• [TASK GOAL] Report how many lines in the records below contain the word "Bode". Give only the number.

[Collected data]
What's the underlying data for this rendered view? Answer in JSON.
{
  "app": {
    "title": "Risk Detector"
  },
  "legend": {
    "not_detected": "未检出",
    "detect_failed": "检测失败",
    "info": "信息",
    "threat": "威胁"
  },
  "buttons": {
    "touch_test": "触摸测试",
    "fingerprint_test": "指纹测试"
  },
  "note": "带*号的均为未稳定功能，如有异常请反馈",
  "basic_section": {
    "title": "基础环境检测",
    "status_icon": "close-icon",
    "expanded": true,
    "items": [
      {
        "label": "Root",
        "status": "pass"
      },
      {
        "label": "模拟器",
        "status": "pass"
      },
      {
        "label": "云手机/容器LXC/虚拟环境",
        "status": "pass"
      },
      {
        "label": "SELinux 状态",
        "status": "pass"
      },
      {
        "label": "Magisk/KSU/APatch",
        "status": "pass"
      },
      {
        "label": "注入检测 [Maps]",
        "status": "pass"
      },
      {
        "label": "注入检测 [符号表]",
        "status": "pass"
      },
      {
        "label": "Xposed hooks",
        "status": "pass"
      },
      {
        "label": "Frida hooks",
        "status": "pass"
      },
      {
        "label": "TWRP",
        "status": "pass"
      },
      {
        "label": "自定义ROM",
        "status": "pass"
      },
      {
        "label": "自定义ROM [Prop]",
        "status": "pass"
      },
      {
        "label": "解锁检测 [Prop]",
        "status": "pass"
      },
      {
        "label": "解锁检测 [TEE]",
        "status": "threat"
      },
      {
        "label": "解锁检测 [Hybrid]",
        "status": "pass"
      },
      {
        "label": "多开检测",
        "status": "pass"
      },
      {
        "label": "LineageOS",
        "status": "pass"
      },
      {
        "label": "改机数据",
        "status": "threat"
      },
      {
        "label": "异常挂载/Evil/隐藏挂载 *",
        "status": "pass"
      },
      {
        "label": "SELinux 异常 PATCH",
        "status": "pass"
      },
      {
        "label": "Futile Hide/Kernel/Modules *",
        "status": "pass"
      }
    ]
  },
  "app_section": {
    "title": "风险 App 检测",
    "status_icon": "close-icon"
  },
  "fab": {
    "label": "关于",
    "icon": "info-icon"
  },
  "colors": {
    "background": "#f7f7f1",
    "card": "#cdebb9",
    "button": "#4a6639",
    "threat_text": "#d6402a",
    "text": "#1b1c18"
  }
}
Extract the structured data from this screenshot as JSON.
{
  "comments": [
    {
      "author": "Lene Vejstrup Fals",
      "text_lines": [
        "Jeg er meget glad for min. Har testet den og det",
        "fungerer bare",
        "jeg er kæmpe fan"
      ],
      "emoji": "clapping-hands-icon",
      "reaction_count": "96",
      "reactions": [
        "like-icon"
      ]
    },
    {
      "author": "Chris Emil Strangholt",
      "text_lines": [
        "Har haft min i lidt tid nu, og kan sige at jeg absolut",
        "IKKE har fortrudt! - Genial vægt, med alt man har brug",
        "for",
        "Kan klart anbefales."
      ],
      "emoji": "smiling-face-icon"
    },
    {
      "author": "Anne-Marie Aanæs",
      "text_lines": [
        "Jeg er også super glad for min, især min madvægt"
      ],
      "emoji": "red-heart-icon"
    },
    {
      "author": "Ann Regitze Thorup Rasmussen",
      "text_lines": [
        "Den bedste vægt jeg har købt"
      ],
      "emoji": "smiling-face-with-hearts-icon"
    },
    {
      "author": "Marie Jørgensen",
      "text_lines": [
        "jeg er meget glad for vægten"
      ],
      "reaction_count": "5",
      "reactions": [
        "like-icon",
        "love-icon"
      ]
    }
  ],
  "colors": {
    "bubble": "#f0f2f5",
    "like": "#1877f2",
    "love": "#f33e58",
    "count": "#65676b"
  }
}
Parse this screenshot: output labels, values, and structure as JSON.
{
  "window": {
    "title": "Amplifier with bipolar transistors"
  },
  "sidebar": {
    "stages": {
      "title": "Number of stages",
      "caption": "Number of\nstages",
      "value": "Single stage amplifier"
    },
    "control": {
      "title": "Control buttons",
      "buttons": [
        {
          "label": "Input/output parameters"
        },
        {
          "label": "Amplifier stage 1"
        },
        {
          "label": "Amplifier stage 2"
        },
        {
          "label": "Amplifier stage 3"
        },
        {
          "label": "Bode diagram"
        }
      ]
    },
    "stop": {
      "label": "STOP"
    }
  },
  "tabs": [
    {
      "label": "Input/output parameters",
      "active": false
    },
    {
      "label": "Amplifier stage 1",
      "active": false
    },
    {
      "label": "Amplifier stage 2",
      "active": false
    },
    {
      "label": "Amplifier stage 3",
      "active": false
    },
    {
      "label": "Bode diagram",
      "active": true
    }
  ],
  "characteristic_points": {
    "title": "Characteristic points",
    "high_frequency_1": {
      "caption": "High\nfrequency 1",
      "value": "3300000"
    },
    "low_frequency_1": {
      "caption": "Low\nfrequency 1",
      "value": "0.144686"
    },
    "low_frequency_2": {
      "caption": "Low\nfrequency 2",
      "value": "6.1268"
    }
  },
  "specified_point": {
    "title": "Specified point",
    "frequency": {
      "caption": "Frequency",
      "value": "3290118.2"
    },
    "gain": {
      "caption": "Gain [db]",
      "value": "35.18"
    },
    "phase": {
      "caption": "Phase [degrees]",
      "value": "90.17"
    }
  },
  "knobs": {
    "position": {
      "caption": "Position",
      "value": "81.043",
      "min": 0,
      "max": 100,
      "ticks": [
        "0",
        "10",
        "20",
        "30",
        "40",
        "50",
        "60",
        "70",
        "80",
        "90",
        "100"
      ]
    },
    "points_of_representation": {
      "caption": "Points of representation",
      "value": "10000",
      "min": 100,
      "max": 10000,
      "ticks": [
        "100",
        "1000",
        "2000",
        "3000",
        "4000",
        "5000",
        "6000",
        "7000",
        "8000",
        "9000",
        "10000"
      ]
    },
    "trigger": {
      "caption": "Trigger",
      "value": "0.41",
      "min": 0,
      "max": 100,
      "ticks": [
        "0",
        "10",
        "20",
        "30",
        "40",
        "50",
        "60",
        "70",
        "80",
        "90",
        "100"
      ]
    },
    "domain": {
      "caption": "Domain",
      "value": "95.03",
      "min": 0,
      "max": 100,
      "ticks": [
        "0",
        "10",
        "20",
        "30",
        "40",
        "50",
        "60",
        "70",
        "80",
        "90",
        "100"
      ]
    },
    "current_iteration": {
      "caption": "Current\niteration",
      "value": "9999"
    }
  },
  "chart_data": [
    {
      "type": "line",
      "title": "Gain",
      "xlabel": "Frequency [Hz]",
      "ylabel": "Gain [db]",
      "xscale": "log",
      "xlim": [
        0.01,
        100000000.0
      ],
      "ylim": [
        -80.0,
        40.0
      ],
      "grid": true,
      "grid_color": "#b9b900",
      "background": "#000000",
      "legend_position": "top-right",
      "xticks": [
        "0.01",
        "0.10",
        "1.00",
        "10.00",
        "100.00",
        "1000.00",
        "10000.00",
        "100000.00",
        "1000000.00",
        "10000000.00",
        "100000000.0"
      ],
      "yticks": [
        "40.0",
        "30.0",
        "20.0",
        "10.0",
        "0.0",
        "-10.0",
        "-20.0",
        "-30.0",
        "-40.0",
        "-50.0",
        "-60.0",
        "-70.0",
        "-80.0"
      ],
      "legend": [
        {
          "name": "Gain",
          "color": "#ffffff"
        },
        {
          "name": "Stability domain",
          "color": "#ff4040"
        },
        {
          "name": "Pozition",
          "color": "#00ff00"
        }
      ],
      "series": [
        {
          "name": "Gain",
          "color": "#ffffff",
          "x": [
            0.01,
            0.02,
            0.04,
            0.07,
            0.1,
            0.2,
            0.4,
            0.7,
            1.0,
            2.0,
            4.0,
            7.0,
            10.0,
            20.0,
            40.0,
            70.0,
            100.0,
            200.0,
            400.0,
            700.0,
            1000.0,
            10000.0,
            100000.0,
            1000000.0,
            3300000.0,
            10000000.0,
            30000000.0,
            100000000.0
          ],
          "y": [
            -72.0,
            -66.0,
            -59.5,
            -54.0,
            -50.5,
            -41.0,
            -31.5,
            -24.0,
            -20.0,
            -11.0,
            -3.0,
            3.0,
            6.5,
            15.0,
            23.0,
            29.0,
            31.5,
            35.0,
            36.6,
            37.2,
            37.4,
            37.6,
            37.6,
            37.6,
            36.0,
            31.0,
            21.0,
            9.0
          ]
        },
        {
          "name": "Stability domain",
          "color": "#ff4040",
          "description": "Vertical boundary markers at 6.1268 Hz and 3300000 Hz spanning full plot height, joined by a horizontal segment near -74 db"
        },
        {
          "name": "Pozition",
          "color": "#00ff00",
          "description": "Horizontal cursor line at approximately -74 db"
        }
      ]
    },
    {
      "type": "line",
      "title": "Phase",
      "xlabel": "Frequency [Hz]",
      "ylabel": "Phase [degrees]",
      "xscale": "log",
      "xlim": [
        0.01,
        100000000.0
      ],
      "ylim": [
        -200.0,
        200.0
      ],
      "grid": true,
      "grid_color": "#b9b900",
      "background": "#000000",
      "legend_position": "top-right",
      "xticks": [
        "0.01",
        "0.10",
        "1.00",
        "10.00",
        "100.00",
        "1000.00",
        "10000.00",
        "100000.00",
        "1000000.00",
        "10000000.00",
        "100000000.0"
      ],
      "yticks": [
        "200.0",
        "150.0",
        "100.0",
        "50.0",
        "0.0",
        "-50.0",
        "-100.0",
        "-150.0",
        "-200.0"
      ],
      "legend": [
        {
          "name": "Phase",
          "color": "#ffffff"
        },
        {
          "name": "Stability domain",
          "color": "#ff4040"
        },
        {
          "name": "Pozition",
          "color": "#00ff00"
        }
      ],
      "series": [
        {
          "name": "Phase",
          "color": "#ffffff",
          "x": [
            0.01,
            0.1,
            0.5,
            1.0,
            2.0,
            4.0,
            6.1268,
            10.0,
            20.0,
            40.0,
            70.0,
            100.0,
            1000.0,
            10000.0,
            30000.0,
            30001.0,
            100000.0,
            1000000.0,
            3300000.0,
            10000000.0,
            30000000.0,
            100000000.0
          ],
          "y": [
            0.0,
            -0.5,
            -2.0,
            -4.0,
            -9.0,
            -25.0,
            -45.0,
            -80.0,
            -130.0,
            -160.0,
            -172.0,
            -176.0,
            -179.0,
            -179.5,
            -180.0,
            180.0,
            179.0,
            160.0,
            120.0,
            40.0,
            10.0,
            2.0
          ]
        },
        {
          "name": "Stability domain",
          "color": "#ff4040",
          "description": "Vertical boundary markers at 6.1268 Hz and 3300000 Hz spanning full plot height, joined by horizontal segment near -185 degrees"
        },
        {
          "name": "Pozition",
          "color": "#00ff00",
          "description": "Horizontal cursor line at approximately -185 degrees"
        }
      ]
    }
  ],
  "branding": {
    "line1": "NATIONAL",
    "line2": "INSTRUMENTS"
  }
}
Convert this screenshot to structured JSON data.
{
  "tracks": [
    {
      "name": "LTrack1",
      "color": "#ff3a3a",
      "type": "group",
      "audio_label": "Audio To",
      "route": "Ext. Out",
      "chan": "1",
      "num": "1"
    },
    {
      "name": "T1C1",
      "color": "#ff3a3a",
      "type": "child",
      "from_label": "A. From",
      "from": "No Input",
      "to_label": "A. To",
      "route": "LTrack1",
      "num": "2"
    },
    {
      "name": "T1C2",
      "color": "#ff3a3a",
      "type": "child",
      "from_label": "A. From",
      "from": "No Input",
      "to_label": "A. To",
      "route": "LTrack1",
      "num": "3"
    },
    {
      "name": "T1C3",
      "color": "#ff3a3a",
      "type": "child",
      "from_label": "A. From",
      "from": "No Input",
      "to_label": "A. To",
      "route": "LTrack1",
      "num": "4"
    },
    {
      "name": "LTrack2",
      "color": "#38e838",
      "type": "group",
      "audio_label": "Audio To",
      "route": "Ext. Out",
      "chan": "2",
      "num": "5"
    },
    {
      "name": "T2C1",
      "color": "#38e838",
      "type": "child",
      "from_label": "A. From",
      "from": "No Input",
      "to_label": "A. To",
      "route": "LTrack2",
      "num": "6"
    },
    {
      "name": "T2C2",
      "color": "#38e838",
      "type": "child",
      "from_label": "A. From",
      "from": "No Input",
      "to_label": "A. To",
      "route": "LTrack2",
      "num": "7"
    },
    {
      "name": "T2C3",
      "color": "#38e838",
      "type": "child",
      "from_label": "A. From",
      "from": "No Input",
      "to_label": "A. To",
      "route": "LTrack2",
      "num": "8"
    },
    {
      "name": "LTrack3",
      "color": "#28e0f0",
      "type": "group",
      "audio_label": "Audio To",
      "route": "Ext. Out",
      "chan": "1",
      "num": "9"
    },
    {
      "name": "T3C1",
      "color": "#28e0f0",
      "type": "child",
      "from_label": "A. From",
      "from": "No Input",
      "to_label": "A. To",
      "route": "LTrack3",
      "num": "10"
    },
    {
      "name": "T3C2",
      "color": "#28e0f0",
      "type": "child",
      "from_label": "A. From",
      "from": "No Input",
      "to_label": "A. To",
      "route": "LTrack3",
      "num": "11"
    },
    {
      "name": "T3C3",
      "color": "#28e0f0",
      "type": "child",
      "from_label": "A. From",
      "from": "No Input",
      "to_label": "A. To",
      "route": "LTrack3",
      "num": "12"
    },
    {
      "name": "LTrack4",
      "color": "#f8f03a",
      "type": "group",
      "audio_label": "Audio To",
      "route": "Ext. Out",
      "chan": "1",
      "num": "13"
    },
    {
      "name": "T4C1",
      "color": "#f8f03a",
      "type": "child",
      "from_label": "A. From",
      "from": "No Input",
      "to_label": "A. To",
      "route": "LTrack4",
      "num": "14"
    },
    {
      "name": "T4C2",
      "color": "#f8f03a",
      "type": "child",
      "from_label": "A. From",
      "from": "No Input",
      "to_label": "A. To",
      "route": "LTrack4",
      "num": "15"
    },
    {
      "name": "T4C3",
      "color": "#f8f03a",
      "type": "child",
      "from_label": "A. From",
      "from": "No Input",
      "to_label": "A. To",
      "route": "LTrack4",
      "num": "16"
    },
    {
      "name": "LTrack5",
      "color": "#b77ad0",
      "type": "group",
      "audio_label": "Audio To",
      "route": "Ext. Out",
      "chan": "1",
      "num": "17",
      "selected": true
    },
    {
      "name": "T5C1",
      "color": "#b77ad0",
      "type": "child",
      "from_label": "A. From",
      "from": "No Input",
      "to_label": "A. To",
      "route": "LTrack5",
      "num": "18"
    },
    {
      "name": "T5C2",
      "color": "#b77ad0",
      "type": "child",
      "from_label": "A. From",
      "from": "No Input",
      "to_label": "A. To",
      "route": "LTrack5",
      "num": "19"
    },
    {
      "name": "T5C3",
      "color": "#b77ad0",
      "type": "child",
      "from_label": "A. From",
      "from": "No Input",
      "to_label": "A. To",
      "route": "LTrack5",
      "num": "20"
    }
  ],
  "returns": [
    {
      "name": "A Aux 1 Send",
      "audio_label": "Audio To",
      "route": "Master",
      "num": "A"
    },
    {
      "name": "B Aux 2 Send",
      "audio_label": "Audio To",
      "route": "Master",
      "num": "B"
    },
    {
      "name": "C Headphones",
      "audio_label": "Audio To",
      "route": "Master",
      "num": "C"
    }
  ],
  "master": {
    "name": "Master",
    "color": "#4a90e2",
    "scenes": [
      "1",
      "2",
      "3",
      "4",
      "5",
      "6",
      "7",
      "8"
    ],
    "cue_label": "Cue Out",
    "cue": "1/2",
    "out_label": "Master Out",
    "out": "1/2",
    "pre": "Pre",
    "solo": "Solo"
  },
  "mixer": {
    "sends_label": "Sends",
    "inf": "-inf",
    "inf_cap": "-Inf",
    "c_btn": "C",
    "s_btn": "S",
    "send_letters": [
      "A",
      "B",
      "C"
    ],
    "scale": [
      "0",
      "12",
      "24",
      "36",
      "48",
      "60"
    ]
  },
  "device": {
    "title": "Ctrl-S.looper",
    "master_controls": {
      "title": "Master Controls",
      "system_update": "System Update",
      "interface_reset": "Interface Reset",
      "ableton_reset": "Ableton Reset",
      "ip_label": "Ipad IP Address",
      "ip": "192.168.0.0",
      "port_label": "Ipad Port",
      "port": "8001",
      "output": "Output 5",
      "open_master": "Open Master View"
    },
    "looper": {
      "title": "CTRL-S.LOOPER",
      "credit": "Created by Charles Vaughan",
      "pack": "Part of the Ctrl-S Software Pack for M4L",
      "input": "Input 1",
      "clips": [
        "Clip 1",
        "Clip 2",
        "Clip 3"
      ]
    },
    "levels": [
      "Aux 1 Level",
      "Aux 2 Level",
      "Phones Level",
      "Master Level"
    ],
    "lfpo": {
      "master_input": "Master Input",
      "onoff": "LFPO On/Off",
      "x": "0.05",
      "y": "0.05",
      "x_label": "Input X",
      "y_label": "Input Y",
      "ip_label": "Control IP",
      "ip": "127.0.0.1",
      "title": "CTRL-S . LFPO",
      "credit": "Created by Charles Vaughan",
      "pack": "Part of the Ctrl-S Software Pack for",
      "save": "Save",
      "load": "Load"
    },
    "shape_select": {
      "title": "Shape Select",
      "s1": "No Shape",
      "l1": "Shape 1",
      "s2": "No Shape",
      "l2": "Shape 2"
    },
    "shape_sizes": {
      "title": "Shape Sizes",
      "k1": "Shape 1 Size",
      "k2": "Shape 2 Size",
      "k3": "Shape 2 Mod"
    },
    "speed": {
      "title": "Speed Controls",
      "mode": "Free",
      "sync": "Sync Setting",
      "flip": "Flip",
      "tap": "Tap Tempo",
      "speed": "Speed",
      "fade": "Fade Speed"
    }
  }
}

• [RESULT] 2